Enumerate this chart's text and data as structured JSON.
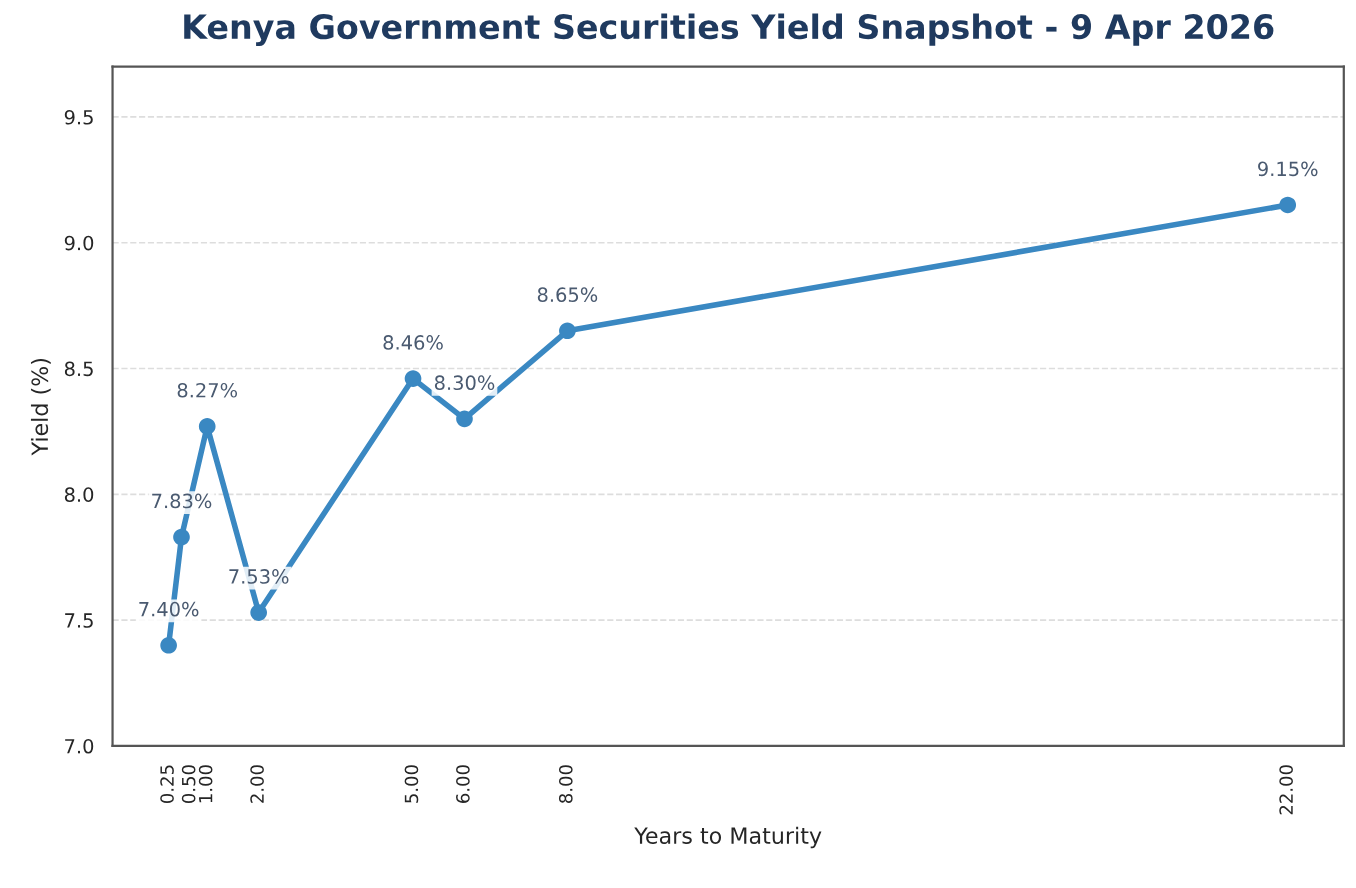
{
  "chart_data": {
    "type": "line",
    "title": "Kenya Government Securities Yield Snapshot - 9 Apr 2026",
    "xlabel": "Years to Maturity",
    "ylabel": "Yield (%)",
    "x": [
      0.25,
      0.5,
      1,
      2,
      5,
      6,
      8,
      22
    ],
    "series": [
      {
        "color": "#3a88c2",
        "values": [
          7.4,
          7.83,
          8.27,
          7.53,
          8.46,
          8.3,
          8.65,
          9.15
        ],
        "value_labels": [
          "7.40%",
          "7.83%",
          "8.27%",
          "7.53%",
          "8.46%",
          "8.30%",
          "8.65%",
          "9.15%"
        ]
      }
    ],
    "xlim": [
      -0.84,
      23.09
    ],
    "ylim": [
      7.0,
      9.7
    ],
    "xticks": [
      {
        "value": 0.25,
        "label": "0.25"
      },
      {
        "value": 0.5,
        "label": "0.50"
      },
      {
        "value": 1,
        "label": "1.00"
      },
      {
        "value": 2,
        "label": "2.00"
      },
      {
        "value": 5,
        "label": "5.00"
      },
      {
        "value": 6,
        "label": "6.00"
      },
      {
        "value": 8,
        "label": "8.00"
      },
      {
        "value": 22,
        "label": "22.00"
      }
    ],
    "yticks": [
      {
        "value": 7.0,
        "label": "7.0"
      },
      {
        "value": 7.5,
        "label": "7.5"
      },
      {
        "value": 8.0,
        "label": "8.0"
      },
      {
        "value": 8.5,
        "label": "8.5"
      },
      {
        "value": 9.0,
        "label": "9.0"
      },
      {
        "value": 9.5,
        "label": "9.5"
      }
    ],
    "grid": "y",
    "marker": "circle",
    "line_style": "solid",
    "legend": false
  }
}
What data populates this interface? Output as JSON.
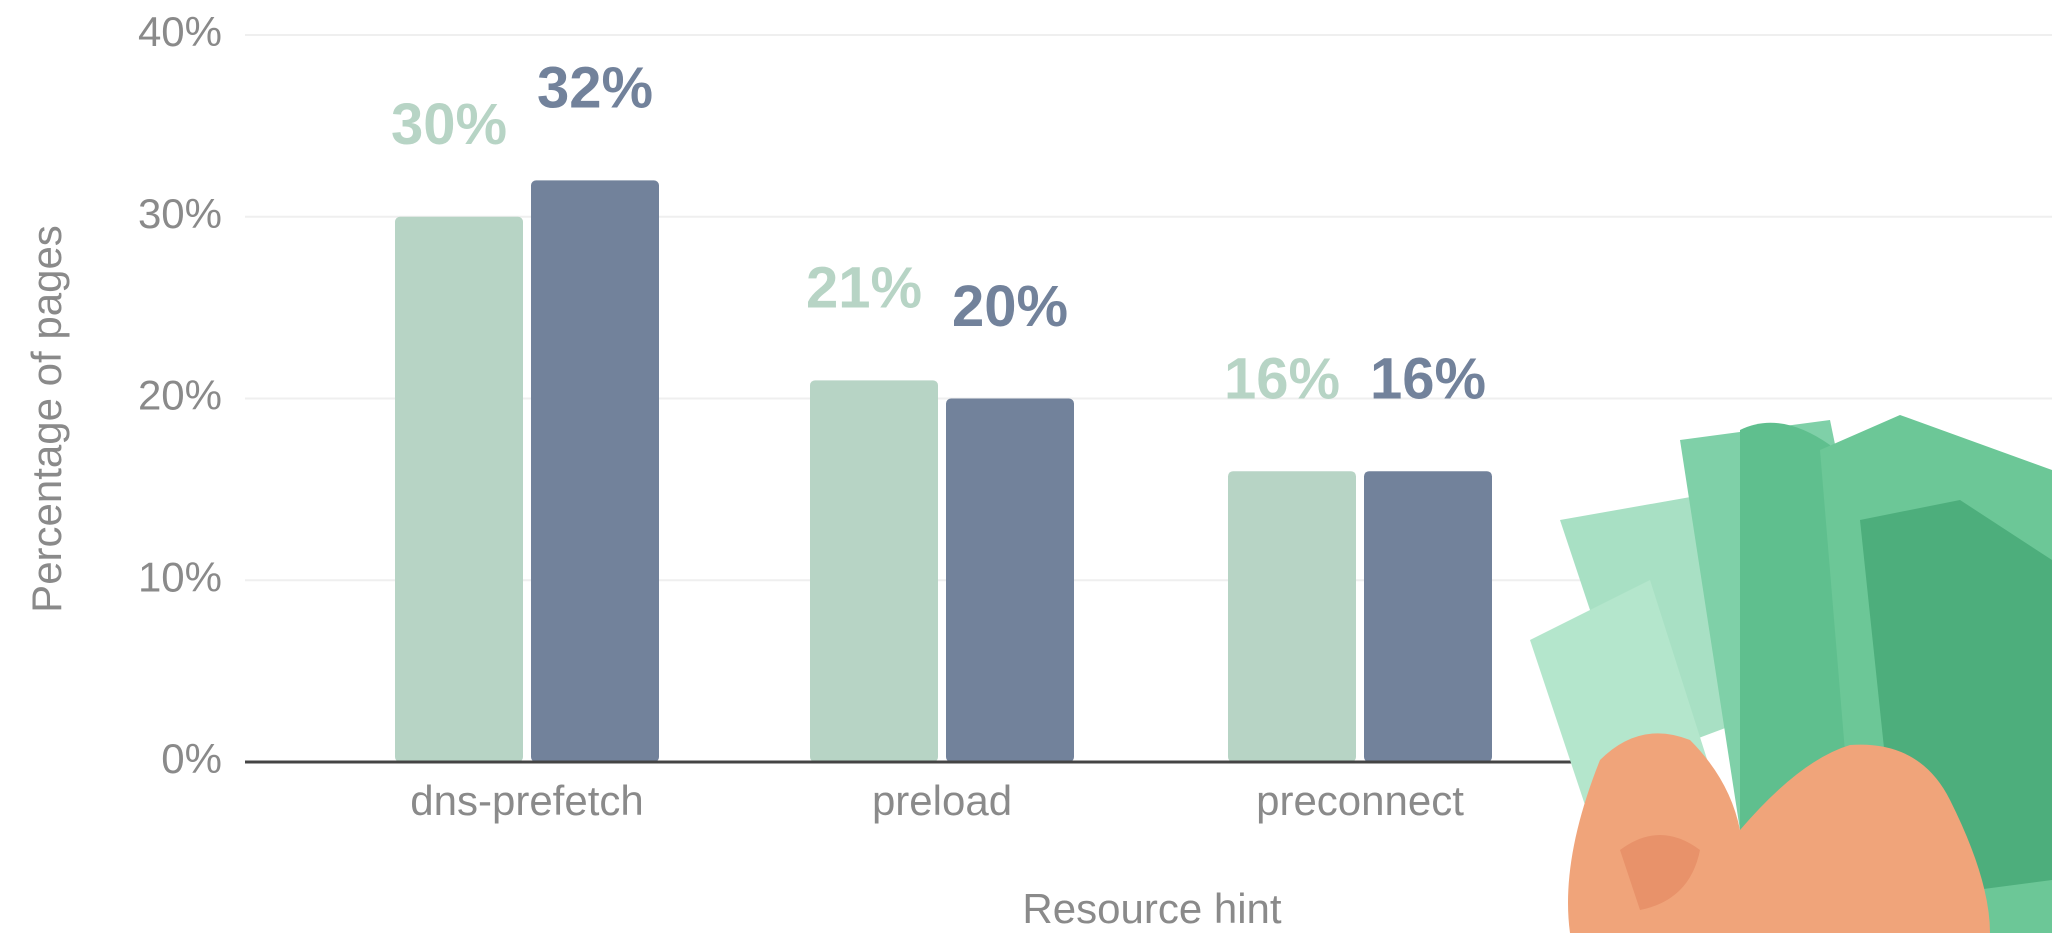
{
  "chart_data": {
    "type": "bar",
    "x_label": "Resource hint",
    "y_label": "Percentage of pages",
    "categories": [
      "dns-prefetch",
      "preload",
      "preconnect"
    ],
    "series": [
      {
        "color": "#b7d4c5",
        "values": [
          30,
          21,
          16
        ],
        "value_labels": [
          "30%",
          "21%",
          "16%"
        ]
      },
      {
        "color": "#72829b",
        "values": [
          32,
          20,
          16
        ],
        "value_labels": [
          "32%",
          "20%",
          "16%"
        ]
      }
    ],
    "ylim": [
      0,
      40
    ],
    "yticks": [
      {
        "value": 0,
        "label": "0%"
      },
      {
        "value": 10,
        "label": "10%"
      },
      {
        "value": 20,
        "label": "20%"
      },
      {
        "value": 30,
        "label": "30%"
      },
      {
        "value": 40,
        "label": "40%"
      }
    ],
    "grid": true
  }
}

* Short exercise: Which lines include the word "color"? Copy every one of them.

* Solution to the problem:
        "color": "#3a88c2",
        "color": "#b7d4c5",
        "color": "#72829b",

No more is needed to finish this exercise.